- [Written task]: Return each line of the listing that contains the string "中國國民黨".

- [Given data]:
** Begin **

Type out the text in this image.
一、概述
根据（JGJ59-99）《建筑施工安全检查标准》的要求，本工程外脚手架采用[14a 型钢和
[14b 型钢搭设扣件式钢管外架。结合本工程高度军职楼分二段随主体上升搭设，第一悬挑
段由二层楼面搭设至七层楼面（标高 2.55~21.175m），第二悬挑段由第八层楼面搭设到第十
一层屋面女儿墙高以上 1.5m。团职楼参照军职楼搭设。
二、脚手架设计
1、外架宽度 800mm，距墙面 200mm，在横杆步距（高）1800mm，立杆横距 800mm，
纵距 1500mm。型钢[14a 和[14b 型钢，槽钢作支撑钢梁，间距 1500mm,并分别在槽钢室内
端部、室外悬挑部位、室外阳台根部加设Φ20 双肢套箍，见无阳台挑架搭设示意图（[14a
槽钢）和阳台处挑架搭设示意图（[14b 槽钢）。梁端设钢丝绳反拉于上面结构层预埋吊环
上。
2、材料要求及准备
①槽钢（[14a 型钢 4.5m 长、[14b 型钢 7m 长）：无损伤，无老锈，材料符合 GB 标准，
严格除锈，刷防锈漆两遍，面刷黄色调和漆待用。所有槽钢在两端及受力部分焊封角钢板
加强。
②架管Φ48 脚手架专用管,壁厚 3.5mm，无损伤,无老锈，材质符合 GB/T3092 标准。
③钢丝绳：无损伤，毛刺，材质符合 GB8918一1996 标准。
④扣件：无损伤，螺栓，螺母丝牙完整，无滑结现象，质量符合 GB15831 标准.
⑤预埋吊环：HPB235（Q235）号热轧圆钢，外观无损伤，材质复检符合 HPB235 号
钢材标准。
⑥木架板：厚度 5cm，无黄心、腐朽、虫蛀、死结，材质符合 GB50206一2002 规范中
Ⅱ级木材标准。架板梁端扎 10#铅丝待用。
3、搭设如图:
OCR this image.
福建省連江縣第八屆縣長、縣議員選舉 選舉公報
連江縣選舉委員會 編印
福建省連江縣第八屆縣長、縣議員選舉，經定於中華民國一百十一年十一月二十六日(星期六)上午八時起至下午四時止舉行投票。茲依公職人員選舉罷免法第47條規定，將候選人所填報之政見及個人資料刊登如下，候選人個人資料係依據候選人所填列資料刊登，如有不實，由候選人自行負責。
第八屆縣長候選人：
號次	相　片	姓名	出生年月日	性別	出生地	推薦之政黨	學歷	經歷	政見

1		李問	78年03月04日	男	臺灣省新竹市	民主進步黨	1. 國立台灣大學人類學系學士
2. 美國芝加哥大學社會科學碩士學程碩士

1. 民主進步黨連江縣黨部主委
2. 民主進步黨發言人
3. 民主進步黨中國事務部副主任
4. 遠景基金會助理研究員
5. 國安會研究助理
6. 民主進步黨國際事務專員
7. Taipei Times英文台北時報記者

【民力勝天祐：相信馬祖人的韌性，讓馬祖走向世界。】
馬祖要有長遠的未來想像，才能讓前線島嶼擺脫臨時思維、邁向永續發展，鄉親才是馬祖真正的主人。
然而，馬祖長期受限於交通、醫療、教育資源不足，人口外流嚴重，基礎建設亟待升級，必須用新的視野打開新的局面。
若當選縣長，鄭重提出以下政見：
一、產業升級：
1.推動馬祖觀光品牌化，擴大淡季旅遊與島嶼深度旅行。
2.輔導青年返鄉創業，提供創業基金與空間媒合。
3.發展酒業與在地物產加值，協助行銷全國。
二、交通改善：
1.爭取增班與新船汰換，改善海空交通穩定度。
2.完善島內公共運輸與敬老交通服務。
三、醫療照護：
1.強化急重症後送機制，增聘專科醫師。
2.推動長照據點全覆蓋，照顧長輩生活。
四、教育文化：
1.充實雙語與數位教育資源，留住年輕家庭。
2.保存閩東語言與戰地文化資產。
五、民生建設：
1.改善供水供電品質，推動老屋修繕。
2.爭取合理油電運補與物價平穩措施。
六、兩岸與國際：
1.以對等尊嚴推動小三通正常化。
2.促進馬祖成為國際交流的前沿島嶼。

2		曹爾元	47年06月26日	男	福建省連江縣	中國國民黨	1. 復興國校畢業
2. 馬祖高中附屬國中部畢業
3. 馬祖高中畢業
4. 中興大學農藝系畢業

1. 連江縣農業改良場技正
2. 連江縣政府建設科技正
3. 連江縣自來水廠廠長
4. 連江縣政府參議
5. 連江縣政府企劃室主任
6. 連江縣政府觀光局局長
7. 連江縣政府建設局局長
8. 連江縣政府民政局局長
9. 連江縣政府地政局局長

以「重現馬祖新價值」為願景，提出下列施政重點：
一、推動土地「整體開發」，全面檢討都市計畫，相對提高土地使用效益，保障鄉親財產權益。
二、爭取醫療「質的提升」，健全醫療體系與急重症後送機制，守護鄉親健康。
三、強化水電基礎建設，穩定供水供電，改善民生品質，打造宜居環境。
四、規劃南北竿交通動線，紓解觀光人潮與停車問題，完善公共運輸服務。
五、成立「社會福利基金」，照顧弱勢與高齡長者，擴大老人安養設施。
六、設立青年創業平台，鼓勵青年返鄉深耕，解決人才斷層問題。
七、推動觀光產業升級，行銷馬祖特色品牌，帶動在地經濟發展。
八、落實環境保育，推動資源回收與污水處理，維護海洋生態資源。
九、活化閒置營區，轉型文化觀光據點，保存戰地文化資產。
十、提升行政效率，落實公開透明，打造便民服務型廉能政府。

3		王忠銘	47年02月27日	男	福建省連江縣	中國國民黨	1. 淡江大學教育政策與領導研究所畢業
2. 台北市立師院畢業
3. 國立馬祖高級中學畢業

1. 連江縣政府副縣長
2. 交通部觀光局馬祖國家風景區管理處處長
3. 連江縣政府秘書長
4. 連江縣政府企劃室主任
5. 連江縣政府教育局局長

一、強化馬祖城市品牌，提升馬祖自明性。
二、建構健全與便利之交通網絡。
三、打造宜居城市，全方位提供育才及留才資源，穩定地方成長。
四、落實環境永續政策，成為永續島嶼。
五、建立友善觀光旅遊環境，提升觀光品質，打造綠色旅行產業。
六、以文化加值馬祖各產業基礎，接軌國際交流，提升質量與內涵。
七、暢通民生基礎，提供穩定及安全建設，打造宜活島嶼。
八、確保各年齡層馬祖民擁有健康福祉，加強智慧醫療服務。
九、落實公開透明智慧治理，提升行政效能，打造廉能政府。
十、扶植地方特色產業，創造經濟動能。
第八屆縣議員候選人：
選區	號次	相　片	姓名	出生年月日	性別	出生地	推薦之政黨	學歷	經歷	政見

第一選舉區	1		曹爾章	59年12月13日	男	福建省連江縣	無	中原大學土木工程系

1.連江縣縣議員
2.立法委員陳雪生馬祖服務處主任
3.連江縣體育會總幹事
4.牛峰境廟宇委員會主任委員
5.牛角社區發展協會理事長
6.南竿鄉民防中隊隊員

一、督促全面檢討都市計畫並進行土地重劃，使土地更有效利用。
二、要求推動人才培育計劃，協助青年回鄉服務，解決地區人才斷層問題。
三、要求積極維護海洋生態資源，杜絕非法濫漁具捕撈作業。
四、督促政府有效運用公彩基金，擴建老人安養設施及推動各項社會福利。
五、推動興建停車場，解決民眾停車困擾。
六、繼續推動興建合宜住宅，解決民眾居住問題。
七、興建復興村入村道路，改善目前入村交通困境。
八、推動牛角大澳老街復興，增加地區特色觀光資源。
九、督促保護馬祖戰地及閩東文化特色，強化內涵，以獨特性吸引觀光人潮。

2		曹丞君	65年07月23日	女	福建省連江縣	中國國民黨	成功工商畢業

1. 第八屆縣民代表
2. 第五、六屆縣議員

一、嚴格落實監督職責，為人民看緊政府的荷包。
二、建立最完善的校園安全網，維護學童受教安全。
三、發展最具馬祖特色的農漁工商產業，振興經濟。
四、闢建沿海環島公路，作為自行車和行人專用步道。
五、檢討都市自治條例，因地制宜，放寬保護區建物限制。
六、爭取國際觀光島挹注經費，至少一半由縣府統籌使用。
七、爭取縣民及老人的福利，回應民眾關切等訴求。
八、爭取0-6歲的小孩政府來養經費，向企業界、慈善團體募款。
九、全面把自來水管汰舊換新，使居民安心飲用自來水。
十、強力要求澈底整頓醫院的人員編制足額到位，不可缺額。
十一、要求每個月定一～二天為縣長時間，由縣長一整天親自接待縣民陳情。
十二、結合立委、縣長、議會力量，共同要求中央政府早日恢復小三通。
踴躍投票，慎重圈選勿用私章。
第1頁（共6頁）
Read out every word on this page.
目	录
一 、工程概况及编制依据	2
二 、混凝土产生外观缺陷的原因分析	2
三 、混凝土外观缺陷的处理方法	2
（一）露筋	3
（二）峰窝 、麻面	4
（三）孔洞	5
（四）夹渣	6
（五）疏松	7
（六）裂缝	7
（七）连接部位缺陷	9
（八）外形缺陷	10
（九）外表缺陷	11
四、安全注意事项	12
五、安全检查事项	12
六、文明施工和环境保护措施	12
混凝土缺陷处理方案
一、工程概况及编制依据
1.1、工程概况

** End **

- [Complete response]:
2		曹爾元	47年06月26日	男	福建省連江縣	中國國民黨	1. 復興國校畢業
3		王忠銘	47年02月27日	男	福建省連江縣	中國國民黨	1. 淡江大學教育政策與領導研究所畢業
2		曹丞君	65年07月23日	女	福建省連江縣	中國國民黨	成功工商畢業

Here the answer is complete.